--- Instructions to follow ---
Restate, word for word, all of the material shown below.

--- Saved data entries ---

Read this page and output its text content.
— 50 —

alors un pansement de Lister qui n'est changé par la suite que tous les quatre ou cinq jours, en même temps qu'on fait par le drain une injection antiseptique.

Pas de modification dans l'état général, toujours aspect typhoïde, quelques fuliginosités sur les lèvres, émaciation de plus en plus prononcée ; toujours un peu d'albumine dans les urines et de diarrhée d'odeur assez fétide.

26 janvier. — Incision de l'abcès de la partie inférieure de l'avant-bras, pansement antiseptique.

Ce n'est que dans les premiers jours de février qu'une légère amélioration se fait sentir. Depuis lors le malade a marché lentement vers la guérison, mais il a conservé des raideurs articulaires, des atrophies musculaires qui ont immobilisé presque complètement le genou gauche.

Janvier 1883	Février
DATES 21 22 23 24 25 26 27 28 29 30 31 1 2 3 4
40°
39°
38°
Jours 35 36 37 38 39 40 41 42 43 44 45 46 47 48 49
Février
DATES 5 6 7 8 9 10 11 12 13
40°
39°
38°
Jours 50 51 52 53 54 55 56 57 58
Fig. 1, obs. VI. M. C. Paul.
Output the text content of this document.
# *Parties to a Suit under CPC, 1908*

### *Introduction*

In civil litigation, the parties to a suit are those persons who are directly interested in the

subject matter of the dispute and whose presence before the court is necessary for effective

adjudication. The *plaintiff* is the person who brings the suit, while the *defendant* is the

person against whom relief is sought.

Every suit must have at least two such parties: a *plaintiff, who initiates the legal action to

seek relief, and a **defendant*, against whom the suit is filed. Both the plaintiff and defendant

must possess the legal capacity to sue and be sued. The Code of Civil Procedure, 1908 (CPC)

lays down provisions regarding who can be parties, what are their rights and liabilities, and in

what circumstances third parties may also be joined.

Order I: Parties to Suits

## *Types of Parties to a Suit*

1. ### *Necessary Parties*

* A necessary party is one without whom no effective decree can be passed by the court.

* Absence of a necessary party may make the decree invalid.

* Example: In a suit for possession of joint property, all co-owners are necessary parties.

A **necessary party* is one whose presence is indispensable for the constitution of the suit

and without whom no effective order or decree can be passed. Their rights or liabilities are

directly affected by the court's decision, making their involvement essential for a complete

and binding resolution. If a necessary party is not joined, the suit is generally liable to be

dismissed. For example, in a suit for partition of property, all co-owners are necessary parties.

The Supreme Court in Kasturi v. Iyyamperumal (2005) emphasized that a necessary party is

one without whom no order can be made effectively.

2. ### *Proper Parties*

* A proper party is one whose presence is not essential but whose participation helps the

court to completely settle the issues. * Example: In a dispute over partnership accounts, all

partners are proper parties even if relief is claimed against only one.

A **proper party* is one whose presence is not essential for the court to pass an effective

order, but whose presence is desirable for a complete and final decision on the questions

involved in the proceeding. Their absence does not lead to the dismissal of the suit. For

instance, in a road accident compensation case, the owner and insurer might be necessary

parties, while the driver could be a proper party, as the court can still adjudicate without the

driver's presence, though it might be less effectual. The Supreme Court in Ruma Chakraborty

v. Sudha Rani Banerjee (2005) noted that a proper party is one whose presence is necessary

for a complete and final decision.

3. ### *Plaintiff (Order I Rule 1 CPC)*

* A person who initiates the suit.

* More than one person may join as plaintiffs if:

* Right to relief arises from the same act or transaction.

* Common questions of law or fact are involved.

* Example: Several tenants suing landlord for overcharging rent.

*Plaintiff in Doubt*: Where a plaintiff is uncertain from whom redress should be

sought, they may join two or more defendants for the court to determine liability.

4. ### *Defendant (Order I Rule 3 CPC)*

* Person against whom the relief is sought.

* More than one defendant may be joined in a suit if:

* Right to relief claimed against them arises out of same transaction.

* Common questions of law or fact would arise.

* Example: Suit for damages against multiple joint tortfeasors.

--- Task solution ---
Read this page and output its text content.
— 50 —

alors un pansement de Lister qui n'est changé par la suite que tous les quatre ou cinq jours, en même temps qu'on fait par le drain une injection antiseptique.

Pas de modification dans l'état général, toujours aspect typhoïde, quelques fuliginosités sur les lèvres, émaciation de plus en plus prononcée ; toujours un peu d'albumine dans les urines et de diarrhée d'odeur assez fétide.

26 janvier. — Incision de l'abcès de la partie inférieure de l'avant-bras, pansement antiseptique.

Ce n'est que dans les premiers jours de février qu'une légère amélioration se fait sentir. Depuis lors le malade a marché lentement vers la guérison, mais il a conservé des raideurs articulaires, des atrophies musculaires qui ont immobilisé presque complètement le genou gauche.

Janvier 1883	Février
DATES 21 22 23 24 25 26 27 28 29 30 31 1 2 3 4
40°
39°
38°
Jours 35 36 37 38 39 40 41 42 43 44 45 46 47 48 49
Février
DATES 5 6 7 8 9 10 11 12 13
40°
39°
38°
Jours 50 51 52 53 54 55 56 57 58
Fig. 1, obs. VI. M. C. Paul.
Output the text content of this document.
# *Parties to a Suit under CPC, 1908*

### *Introduction*

In civil litigation, the parties to a suit are those persons who are directly interested in the

subject matter of the dispute and whose presence before the court is necessary for effective

adjudication. The *plaintiff* is the person who brings the suit, while the *defendant* is the

person against whom relief is sought.

Every suit must have at least two such parties: a *plaintiff, who initiates the legal action to

seek relief, and a **defendant*, against whom the suit is filed. Both the plaintiff and defendant

must possess the legal capacity to sue and be sued. The Code of Civil Procedure, 1908 (CPC)

lays down provisions regarding who can be parties, what are their rights and liabilities, and in

what circumstances third parties may also be joined.

Order I: Parties to Suits

## *Types of Parties to a Suit*

1. ### *Necessary Parties*

* A necessary party is one without whom no effective decree can be passed by the court.

* Absence of a necessary party may make the decree invalid.

* Example: In a suit for possession of joint property, all co-owners are necessary parties.

A **necessary party* is one whose presence is indispensable for the constitution of the suit

and without whom no effective order or decree can be passed. Their rights or liabilities are

directly affected by the court's decision, making their involvement essential for a complete

and binding resolution. If a necessary party is not joined, the suit is generally liable to be

dismissed. For example, in a suit for partition of property, all co-owners are necessary parties.

The Supreme Court in Kasturi v. Iyyamperumal (2005) emphasized that a necessary party is

one without whom no order can be made effectively.

2. ### *Proper Parties*

* A proper party is one whose presence is not essential but whose participation helps the

court to completely settle the issues. * Example: In a dispute over partnership accounts, all

partners are proper parties even if relief is claimed against only one.

A **proper party* is one whose presence is not essential for the court to pass an effective

order, but whose presence is desirable for a complete and final decision on the questions

involved in the proceeding. Their absence does not lead to the dismissal of the suit. For

instance, in a road accident compensation case, the owner and insurer might be necessary

parties, while the driver could be a proper party, as the court can still adjudicate without the

driver's presence, though it might be less effectual. The Supreme Court in Ruma Chakraborty

v. Sudha Rani Banerjee (2005) noted that a proper party is one whose presence is necessary

for a complete and final decision.

3. ### *Plaintiff (Order I Rule 1 CPC)*

* A person who initiates the suit.

* More than one person may join as plaintiffs if:

* Right to relief arises from the same act or transaction.

* Common questions of law or fact are involved.

* Example: Several tenants suing landlord for overcharging rent.

*Plaintiff in Doubt*: Where a plaintiff is uncertain from whom redress should be

sought, they may join two or more defendants for the court to determine liability.

4. ### *Defendant (Order I Rule 3 CPC)*

* Person against whom the relief is sought.

* More than one defendant may be joined in a suit if:

* Right to relief claimed against them arises out of same transaction.

* Common questions of law or fact would arise.

* Example: Suit for damages against multiple joint tortfeasors.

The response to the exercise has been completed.